— Start Items —

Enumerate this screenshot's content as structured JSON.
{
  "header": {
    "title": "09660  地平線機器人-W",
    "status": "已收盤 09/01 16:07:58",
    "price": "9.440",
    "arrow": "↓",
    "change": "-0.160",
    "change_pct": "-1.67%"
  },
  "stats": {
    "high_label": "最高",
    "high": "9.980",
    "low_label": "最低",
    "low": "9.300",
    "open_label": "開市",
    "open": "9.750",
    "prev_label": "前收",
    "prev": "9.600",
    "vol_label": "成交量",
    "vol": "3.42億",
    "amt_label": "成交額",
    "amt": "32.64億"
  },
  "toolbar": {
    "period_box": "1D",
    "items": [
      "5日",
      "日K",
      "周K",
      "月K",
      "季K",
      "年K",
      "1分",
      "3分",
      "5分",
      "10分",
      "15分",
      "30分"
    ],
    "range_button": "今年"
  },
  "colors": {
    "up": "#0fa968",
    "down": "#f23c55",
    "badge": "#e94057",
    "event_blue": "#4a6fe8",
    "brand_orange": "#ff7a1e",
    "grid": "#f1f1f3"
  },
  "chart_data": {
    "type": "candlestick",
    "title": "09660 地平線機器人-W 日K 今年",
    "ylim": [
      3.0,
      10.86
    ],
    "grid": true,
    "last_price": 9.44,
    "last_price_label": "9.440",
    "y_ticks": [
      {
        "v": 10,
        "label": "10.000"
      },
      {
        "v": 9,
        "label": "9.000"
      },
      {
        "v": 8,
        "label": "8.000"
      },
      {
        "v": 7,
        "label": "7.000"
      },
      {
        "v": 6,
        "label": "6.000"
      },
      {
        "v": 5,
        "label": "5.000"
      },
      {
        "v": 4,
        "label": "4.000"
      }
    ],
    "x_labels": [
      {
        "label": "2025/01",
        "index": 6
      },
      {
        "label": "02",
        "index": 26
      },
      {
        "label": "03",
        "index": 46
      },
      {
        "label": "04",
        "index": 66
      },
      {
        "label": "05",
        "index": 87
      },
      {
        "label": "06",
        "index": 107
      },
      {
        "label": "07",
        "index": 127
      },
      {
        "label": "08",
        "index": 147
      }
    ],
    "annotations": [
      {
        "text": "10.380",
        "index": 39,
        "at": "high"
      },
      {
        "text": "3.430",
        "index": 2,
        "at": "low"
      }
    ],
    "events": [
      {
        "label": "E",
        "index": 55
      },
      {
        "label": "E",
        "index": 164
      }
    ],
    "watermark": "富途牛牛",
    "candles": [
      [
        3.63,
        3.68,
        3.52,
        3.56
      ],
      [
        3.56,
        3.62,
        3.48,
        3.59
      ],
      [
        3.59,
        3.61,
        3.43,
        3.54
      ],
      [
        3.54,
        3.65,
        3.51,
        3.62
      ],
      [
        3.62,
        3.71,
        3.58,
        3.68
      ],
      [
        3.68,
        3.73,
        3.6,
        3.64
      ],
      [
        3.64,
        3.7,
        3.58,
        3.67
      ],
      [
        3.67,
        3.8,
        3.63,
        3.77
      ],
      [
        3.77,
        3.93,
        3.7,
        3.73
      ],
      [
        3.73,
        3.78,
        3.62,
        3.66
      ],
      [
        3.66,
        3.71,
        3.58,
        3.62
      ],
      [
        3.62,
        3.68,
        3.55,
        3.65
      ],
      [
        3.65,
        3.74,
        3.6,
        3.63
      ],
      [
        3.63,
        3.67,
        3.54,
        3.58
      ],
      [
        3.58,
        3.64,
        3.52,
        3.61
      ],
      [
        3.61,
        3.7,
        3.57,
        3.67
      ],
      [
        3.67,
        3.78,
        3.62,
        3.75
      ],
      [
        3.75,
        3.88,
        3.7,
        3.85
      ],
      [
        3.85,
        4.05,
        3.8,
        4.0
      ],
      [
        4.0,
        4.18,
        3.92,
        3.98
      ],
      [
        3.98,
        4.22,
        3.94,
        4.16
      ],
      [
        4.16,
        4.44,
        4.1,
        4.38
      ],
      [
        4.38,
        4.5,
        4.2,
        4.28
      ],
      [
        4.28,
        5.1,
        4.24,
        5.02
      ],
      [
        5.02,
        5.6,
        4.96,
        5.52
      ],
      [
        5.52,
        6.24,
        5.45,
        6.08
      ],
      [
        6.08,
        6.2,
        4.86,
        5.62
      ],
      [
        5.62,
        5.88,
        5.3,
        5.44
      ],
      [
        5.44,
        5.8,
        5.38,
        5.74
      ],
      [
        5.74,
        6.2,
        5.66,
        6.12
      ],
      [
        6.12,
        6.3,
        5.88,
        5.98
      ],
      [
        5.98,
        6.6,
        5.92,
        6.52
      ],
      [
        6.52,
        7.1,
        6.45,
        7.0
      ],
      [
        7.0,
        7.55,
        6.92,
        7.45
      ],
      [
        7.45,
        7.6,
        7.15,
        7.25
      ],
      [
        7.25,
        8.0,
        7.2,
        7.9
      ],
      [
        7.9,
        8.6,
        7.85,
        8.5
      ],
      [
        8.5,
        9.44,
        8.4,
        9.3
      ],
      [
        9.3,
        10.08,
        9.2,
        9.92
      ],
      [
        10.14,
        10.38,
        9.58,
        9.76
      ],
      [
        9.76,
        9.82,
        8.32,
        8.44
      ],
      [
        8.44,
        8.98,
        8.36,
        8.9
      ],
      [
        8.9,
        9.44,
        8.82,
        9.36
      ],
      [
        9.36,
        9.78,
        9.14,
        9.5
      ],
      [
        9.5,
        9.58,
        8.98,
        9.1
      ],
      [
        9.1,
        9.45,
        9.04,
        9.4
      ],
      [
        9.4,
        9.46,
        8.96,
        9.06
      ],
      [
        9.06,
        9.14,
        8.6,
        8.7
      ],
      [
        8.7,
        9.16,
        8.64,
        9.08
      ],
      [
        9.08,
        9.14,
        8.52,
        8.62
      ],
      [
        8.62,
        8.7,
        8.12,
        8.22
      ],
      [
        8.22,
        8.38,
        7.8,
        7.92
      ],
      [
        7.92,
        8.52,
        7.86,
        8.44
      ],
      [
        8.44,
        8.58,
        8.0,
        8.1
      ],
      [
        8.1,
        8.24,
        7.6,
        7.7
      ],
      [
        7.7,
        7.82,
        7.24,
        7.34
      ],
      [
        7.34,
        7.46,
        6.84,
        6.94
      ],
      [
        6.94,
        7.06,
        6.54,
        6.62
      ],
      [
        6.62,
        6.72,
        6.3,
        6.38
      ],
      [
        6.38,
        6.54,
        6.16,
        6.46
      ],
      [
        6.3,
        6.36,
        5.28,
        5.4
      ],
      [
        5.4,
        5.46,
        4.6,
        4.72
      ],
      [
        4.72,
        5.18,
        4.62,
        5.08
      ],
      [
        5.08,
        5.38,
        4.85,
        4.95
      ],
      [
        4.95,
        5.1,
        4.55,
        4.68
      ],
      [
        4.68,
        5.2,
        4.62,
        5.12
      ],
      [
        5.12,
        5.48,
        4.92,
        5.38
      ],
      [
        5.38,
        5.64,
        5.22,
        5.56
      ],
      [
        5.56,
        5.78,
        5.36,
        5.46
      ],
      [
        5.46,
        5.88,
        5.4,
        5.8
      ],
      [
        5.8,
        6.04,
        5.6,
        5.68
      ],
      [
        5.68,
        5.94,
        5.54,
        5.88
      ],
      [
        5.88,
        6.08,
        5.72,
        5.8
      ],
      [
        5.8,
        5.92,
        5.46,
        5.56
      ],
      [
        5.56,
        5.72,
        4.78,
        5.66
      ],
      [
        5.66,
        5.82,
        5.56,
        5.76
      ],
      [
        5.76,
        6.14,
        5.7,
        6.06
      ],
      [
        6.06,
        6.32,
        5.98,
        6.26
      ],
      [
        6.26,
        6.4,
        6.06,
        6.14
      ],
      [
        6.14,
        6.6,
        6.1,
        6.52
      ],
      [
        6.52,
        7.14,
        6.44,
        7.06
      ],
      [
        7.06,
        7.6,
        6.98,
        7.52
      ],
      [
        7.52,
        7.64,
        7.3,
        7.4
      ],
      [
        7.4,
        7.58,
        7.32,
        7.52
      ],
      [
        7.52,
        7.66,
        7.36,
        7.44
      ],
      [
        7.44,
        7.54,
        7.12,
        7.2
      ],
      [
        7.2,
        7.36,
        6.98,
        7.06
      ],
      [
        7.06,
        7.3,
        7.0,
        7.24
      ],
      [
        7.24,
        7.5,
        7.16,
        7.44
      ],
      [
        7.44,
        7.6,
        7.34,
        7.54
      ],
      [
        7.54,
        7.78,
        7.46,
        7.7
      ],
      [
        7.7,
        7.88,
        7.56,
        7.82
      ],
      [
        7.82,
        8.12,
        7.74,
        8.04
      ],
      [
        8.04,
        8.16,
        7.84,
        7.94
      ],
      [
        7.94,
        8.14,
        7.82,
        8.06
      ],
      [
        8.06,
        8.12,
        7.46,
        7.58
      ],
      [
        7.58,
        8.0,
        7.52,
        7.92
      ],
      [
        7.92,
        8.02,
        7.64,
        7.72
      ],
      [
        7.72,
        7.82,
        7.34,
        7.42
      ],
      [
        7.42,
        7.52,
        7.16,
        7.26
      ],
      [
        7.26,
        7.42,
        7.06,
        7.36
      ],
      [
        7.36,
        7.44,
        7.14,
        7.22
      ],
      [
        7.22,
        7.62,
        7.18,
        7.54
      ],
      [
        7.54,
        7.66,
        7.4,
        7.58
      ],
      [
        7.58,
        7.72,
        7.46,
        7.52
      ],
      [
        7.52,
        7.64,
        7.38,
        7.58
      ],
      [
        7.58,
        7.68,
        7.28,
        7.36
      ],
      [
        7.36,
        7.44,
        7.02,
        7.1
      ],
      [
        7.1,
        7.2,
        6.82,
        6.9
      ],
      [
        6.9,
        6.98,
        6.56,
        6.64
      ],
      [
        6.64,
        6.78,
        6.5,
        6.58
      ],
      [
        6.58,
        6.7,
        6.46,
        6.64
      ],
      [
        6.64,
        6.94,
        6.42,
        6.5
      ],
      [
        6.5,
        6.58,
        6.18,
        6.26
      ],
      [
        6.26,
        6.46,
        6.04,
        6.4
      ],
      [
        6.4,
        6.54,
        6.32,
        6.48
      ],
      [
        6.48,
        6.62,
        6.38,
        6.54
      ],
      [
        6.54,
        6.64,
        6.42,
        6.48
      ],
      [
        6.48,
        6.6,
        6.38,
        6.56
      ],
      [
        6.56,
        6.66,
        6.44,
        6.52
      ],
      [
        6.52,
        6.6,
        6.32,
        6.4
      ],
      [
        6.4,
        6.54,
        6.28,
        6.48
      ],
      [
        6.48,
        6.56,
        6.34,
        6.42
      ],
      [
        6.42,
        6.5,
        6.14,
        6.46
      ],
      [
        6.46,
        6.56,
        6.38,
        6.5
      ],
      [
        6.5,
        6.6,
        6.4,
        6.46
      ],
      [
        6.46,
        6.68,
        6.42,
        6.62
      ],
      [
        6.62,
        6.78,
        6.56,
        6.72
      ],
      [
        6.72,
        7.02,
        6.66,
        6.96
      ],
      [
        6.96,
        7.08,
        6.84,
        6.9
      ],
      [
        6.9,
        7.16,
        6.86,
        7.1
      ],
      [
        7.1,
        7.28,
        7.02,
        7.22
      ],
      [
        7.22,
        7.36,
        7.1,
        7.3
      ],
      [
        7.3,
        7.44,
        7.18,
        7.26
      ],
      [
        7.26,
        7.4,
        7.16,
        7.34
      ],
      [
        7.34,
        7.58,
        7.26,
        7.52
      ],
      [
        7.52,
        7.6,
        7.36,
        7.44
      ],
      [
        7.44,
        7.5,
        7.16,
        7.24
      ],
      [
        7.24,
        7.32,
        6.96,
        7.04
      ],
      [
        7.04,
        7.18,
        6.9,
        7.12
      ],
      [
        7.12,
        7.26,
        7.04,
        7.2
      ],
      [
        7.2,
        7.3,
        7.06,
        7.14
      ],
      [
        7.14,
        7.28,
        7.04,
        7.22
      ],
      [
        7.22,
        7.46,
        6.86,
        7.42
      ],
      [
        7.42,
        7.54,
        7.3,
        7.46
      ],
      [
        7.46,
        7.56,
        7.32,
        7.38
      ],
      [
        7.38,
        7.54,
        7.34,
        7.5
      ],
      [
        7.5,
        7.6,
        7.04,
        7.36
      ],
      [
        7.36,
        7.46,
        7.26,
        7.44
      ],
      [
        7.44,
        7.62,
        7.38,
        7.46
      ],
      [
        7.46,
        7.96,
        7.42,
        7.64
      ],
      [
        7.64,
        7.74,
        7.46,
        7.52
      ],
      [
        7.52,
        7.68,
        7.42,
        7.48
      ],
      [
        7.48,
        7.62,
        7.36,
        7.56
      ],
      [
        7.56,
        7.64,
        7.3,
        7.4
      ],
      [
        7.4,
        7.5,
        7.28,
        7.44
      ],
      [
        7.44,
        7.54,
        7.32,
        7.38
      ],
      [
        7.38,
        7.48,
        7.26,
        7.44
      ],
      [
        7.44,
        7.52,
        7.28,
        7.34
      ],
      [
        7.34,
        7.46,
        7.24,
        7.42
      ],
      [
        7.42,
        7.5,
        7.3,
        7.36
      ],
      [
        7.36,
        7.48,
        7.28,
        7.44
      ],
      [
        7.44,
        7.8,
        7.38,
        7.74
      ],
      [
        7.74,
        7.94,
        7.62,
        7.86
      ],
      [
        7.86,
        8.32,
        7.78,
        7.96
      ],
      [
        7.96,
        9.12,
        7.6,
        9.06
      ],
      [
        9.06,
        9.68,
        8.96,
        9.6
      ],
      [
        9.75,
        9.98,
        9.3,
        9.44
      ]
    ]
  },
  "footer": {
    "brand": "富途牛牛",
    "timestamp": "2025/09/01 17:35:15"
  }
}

— End Items —

Given task >>
Where a line holds "index", copy it out.

Right answer >>
        "index": 6
        "index": 26
        "index": 46
        "index": 66
        "index": 87
        "index": 107
        "index": 127
        "index": 147
        "index": 39,
        "index": 2,
        "index": 55
        "index": 164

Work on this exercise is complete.